● **Exercise objective**
Count how many lines of the data below contain the string "Кеттѐ"; the reply should be that number alone.

● **Extracted records**
****************************************

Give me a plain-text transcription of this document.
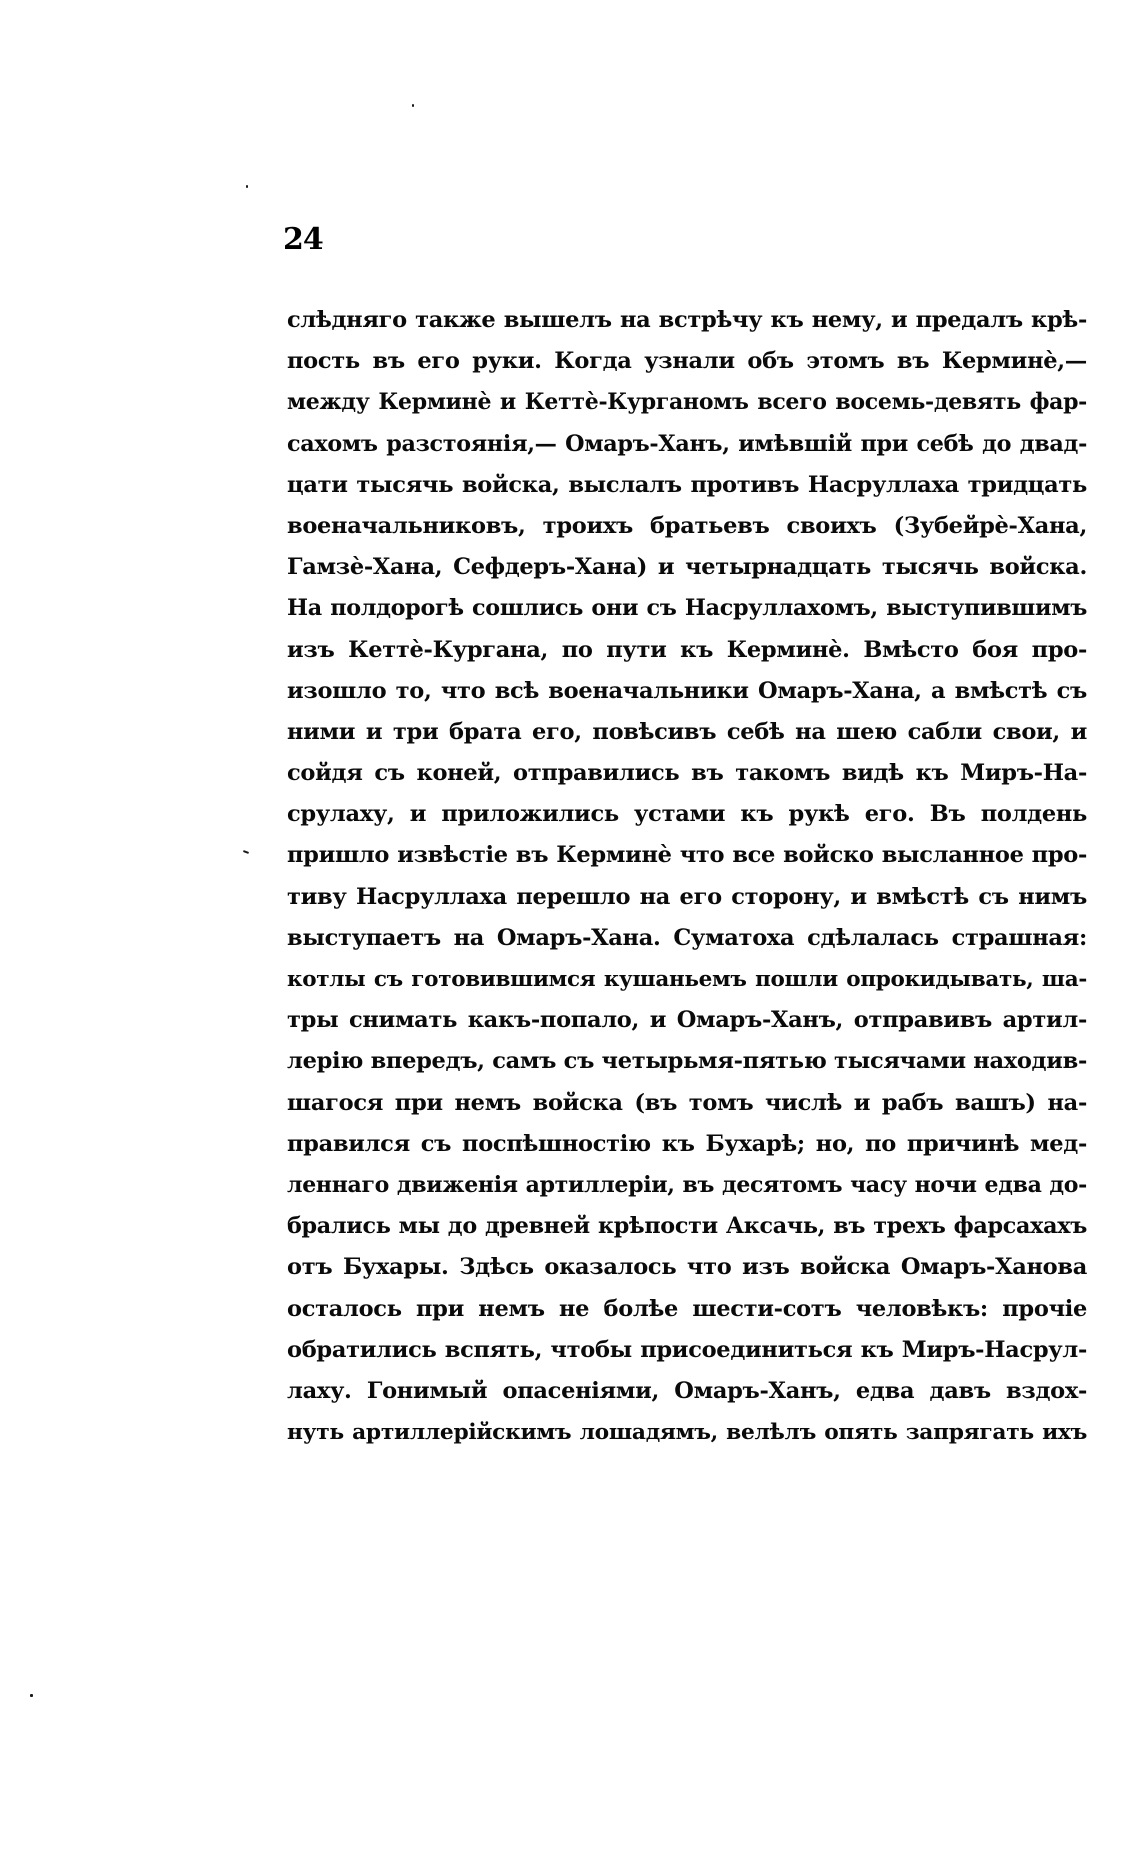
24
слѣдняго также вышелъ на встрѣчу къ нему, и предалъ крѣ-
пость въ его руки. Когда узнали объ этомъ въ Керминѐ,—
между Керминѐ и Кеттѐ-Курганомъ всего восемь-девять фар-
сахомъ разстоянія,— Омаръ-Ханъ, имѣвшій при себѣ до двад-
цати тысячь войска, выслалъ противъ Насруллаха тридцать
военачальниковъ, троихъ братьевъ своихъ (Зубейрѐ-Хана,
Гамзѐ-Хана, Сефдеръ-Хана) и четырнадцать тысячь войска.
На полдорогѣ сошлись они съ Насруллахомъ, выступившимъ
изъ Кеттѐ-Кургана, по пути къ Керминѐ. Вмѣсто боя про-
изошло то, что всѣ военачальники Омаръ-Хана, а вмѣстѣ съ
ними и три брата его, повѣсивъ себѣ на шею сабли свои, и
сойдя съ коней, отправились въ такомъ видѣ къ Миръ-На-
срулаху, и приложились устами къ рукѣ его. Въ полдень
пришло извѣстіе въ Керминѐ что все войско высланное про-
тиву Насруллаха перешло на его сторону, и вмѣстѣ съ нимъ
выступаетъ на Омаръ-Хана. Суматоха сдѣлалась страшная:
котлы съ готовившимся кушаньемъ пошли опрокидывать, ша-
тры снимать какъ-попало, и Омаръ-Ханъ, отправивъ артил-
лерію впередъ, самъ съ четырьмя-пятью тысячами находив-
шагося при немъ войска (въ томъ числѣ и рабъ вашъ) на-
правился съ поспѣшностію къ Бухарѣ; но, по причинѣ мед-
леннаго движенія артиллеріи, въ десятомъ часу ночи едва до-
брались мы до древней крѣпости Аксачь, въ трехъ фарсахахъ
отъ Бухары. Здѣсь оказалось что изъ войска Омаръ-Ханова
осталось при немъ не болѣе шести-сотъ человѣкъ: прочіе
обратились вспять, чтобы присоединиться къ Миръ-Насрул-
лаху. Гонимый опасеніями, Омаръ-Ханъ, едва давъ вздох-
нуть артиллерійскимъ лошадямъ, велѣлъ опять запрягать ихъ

****************************************

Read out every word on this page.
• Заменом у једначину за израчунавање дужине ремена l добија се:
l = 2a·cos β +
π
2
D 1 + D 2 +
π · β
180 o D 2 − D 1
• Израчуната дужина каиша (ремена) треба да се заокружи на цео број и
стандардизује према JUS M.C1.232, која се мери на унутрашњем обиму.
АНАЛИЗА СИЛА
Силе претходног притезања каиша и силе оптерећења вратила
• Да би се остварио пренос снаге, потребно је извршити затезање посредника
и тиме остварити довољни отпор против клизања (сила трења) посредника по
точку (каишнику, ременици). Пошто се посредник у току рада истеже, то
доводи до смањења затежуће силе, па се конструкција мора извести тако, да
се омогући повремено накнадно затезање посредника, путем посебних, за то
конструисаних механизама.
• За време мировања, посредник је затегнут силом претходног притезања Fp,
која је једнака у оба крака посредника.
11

****************************************

● **Exercise solution**
2